>> START PROVIDED DATA
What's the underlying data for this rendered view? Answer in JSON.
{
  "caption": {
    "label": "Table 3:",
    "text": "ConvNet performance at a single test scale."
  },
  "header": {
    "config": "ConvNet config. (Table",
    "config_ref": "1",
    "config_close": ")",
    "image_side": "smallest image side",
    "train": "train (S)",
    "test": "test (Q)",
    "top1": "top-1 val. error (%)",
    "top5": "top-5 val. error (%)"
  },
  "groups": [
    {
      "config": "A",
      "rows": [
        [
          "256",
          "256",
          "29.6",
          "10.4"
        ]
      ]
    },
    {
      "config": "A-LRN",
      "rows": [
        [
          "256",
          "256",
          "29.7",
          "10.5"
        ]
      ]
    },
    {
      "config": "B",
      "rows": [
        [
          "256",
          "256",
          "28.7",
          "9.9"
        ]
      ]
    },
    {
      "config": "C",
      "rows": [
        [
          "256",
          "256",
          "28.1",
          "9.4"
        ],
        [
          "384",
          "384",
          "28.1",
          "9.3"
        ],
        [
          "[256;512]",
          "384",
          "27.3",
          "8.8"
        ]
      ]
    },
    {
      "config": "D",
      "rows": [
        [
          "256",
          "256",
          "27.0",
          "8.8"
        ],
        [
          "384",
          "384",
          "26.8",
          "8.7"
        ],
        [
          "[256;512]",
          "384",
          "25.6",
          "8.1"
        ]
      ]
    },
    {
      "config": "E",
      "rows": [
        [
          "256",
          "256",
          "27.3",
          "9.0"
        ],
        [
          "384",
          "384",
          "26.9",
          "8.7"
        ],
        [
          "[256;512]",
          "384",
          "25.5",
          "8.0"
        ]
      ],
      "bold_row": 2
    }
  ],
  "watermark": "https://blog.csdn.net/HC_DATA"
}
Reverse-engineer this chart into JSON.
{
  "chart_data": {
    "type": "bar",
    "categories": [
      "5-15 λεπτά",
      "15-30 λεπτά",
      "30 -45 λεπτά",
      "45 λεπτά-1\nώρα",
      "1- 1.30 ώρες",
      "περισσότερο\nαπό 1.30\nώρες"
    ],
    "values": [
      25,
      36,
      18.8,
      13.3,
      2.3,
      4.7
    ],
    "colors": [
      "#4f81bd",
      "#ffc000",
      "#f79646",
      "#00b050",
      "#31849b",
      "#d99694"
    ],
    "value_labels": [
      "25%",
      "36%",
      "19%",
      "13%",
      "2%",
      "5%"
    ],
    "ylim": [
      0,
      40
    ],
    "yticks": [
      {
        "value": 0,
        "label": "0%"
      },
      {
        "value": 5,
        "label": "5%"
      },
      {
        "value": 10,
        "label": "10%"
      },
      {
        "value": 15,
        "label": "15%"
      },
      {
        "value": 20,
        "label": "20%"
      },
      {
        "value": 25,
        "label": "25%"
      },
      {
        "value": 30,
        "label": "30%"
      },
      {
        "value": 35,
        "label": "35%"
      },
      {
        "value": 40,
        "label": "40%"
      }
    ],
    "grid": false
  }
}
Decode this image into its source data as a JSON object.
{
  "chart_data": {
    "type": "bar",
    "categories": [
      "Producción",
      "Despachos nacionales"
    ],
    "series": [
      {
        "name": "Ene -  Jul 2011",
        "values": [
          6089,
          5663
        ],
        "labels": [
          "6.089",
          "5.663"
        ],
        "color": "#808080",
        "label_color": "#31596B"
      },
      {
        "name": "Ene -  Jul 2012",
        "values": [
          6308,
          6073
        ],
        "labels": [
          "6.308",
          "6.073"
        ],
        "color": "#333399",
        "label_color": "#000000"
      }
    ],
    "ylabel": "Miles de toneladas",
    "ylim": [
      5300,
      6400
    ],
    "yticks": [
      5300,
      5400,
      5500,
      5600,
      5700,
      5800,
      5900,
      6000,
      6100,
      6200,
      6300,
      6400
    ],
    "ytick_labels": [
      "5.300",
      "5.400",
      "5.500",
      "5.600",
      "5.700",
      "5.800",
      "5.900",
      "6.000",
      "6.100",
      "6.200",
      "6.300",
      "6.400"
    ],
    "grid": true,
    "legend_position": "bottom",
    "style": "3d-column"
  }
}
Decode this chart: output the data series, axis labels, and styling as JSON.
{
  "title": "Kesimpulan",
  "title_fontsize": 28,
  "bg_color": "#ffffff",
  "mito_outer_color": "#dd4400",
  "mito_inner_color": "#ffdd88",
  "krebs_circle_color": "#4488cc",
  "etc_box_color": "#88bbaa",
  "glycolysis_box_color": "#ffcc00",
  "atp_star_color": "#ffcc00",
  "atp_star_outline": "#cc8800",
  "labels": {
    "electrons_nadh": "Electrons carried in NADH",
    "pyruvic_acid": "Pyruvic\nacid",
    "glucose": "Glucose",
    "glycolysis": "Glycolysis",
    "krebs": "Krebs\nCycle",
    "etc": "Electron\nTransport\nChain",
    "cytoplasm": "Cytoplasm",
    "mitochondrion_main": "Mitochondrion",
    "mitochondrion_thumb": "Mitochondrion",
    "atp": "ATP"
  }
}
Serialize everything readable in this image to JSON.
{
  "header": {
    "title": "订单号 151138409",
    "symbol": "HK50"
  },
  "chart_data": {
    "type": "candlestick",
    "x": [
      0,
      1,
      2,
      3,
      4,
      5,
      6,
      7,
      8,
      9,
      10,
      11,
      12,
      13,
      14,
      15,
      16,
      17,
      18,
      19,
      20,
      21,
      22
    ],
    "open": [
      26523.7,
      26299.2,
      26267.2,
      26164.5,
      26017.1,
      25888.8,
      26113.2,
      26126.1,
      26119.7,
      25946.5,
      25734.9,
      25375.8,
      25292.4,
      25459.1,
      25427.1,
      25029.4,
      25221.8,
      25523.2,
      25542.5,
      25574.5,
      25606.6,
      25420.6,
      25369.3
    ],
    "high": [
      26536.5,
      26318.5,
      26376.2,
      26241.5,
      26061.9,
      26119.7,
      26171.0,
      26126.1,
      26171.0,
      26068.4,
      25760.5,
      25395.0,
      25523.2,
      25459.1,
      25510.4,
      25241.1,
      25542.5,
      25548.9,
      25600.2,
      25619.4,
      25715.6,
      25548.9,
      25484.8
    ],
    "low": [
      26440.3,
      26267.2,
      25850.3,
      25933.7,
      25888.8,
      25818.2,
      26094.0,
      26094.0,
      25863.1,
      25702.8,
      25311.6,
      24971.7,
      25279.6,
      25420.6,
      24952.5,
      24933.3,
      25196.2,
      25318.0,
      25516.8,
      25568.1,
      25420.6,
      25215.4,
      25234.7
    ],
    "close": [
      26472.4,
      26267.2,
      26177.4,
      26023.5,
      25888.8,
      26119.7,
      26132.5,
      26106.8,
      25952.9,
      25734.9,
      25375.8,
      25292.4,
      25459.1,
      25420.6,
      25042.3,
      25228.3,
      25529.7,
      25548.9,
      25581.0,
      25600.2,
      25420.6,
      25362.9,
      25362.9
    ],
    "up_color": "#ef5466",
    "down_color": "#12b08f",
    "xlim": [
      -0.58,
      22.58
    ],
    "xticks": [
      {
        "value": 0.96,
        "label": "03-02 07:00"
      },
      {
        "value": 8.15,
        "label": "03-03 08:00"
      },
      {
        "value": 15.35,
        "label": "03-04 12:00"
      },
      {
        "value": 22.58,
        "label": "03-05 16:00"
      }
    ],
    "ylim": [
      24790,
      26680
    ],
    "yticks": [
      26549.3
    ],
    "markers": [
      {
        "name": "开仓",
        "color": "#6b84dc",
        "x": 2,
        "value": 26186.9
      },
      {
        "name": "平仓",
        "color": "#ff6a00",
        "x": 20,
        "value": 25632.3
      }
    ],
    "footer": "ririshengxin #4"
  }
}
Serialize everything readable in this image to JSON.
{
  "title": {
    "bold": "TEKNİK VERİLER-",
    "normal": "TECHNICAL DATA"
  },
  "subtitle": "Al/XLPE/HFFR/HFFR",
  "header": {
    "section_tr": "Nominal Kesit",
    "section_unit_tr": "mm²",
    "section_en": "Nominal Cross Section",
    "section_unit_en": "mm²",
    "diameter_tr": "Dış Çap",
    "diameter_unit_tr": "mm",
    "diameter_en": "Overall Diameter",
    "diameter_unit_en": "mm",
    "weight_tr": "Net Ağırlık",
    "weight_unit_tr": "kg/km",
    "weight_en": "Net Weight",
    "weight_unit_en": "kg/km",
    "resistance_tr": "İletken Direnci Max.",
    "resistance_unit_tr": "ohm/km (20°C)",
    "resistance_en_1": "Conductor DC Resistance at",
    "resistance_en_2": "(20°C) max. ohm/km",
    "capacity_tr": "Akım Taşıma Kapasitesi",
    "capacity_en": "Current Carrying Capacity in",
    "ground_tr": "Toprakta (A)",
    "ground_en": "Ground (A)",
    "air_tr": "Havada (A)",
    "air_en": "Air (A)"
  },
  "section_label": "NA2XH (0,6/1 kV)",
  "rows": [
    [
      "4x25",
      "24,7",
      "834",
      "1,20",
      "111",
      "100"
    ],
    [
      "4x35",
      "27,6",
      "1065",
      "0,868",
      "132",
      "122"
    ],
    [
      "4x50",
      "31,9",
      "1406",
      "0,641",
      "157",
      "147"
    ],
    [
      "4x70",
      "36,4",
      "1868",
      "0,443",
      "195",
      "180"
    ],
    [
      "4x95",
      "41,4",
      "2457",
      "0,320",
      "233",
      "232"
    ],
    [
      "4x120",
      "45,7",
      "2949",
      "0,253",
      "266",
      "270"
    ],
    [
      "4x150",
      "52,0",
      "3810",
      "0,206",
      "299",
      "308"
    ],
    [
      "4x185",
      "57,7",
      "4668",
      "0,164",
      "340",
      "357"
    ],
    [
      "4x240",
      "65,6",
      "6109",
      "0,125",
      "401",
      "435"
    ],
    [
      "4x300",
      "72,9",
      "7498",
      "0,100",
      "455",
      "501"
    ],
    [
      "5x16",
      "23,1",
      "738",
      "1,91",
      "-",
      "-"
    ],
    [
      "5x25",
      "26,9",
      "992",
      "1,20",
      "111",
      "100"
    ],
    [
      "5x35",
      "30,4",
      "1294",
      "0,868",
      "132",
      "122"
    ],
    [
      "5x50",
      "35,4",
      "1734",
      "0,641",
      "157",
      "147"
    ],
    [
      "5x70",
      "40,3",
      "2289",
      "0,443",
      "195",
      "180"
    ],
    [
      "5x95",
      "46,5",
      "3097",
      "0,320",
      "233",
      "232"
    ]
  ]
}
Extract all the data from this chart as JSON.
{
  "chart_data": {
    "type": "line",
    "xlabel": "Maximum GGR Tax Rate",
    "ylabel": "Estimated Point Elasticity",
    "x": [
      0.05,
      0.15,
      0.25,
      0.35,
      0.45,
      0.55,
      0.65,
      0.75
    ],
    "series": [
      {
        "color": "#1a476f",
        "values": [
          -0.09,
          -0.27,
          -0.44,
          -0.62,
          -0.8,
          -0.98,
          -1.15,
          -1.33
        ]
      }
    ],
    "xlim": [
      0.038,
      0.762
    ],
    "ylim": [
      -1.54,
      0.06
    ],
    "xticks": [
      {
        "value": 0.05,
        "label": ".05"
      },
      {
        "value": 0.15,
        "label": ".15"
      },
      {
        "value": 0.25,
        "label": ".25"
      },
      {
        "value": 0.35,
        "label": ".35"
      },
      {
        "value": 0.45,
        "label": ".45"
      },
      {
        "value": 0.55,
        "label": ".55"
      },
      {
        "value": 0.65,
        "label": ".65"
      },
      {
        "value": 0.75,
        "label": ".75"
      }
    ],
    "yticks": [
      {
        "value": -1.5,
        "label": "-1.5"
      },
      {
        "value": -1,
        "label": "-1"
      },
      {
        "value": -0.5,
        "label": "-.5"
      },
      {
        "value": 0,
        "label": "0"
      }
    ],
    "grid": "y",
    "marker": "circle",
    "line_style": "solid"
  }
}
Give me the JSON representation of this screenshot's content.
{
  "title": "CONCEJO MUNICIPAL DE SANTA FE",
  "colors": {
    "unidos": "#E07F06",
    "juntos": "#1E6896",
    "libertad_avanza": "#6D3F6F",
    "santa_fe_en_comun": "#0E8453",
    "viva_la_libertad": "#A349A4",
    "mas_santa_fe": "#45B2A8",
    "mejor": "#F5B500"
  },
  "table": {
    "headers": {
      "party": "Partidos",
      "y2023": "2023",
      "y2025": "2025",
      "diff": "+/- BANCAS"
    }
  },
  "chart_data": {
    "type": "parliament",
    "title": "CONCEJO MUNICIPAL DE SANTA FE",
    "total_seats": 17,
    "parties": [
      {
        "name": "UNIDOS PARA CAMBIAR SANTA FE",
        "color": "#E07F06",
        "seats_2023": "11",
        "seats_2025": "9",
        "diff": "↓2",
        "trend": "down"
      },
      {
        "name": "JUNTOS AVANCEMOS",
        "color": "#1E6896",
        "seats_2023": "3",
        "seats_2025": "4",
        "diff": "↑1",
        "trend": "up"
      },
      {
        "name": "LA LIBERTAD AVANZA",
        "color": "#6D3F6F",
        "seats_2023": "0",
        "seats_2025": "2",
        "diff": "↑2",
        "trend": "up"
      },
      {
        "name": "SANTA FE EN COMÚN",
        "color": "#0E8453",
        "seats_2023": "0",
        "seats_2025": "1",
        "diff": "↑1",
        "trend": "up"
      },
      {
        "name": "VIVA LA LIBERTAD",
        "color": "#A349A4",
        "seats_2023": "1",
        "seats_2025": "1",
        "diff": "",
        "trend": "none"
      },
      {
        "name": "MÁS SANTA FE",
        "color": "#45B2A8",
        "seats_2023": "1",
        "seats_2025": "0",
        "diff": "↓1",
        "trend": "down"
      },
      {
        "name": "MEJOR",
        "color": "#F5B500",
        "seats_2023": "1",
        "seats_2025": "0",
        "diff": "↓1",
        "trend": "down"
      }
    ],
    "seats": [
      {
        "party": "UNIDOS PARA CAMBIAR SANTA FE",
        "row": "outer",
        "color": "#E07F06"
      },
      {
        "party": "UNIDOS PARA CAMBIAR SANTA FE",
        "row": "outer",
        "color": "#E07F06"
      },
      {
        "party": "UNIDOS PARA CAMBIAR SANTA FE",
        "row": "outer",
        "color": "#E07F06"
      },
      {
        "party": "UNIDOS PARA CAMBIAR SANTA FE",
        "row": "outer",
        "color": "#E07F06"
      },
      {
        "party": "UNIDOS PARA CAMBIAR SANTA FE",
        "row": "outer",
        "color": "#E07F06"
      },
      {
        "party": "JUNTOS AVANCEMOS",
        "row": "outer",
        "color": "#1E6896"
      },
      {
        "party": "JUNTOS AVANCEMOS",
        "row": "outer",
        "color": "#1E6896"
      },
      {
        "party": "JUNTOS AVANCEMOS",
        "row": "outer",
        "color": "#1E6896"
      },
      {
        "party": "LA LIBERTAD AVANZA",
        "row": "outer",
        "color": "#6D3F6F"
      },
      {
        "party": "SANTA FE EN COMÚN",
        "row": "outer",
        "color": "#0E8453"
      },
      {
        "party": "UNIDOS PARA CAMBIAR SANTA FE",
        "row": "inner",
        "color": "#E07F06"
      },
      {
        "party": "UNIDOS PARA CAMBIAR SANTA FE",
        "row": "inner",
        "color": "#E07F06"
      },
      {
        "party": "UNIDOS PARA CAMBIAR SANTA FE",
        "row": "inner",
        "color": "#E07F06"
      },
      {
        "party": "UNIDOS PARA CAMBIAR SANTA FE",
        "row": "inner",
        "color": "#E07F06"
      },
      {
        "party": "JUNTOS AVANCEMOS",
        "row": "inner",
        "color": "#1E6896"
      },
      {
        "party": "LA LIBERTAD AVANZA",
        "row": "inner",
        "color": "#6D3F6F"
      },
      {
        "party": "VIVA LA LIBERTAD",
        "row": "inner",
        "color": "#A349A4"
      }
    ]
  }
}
>> END PROVIDED DATA
[WHAT IS EXPECTED]
From the entries above, copy every line that holds the word "type".

[OUTPUT OF THE EXERCISE]
    "type": "bar",
    "type": "bar",
    "type": "candlestick",
    "type": "line",
    "type": "parliament",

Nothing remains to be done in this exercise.